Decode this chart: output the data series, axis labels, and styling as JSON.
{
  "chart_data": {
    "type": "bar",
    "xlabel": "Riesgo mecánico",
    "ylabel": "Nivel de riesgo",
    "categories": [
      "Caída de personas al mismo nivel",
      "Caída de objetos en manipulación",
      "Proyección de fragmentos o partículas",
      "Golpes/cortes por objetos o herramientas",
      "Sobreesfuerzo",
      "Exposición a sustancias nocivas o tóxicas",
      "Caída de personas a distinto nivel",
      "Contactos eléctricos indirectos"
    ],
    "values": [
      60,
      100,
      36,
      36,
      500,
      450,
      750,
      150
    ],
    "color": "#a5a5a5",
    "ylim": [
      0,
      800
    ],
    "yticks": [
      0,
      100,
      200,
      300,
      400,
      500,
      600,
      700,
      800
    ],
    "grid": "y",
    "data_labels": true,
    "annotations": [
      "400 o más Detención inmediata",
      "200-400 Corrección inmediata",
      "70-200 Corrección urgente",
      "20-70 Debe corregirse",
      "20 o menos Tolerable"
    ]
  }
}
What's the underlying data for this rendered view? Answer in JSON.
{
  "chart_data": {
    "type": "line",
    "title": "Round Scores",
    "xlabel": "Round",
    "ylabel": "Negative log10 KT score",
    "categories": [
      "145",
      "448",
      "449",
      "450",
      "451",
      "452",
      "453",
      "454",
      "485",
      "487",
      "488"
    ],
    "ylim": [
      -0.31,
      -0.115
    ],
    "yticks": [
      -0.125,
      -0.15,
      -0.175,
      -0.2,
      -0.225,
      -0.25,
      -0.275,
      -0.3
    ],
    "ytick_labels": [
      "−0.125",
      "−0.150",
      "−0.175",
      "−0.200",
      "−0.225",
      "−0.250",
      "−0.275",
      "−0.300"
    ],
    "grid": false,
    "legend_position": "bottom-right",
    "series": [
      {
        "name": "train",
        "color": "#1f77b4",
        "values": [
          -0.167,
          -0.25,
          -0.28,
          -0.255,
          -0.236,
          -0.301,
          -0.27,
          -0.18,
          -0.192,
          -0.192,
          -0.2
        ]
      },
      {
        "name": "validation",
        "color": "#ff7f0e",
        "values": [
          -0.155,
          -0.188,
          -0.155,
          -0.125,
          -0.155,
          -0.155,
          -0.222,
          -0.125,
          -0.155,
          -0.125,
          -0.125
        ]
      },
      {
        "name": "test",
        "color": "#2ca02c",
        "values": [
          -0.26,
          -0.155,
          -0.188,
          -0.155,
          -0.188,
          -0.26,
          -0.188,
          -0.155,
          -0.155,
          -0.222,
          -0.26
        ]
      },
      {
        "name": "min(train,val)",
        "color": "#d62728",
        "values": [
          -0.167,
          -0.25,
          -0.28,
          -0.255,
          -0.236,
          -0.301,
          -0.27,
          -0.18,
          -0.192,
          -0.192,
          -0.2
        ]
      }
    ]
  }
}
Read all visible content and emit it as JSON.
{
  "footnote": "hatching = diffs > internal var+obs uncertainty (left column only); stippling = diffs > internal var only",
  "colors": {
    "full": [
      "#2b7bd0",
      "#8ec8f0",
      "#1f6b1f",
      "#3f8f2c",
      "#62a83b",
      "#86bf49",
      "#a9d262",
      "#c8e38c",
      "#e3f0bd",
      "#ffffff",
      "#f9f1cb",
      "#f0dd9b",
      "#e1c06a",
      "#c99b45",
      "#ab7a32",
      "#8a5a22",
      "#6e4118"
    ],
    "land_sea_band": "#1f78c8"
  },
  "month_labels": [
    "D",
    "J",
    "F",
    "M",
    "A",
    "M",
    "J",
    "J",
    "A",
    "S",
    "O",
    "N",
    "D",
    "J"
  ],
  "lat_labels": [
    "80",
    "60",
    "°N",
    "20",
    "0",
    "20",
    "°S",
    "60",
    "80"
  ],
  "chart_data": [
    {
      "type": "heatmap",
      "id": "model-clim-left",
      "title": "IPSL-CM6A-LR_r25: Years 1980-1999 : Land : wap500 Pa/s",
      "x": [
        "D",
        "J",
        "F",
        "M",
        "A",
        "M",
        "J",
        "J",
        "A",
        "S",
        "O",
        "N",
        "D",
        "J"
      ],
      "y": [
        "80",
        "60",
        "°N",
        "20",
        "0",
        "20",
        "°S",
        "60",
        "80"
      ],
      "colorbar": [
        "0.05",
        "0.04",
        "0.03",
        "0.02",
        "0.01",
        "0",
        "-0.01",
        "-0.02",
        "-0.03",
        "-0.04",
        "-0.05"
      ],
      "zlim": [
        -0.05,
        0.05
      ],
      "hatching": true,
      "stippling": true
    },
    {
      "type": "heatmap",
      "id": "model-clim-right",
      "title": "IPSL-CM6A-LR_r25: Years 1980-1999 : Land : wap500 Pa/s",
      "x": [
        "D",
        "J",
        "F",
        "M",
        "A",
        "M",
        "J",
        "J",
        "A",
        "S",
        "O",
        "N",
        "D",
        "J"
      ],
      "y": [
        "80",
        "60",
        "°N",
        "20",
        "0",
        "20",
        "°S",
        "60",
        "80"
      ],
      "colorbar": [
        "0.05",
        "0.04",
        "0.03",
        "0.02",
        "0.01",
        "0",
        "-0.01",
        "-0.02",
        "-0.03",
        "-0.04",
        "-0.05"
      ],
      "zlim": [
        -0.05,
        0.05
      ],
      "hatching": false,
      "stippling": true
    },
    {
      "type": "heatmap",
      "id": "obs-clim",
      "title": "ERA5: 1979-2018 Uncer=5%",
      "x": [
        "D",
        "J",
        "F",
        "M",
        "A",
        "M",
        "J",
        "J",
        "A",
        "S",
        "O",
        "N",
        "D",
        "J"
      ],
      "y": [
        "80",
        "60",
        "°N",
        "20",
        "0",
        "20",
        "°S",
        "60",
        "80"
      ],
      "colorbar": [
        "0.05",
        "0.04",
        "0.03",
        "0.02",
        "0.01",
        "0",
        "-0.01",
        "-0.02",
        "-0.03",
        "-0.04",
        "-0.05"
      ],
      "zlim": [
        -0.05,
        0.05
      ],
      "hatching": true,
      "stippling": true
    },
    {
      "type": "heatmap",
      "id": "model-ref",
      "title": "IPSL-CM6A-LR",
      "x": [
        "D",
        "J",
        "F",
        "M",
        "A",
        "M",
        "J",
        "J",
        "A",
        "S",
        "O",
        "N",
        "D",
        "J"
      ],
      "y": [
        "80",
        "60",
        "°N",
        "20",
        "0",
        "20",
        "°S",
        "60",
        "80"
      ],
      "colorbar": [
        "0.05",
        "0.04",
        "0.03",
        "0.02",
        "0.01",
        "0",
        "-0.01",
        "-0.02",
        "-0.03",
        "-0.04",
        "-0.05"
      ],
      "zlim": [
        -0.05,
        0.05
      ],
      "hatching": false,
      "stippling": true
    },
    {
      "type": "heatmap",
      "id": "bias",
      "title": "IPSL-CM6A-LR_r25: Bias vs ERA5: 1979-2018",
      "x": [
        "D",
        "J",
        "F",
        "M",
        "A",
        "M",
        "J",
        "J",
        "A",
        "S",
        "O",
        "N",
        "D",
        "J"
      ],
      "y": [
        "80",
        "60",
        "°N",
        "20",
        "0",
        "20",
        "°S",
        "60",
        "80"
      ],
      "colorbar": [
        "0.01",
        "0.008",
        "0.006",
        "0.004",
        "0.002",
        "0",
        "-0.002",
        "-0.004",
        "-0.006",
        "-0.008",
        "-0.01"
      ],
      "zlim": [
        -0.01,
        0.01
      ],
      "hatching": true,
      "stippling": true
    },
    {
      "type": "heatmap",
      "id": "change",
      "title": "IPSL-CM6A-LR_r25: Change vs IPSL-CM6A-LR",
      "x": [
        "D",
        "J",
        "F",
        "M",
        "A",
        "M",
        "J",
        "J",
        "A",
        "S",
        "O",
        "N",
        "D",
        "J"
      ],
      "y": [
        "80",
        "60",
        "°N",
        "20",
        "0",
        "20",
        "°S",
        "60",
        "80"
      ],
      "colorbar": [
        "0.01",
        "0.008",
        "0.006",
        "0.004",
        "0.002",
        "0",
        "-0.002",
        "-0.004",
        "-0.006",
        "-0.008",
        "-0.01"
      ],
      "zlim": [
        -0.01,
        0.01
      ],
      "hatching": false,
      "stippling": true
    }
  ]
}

- - -

- **What to do**:
Copy out each line of the data containing the string "right".

- **Result of the task**:
    "legend_position": "bottom-right",
      "id": "model-clim-right",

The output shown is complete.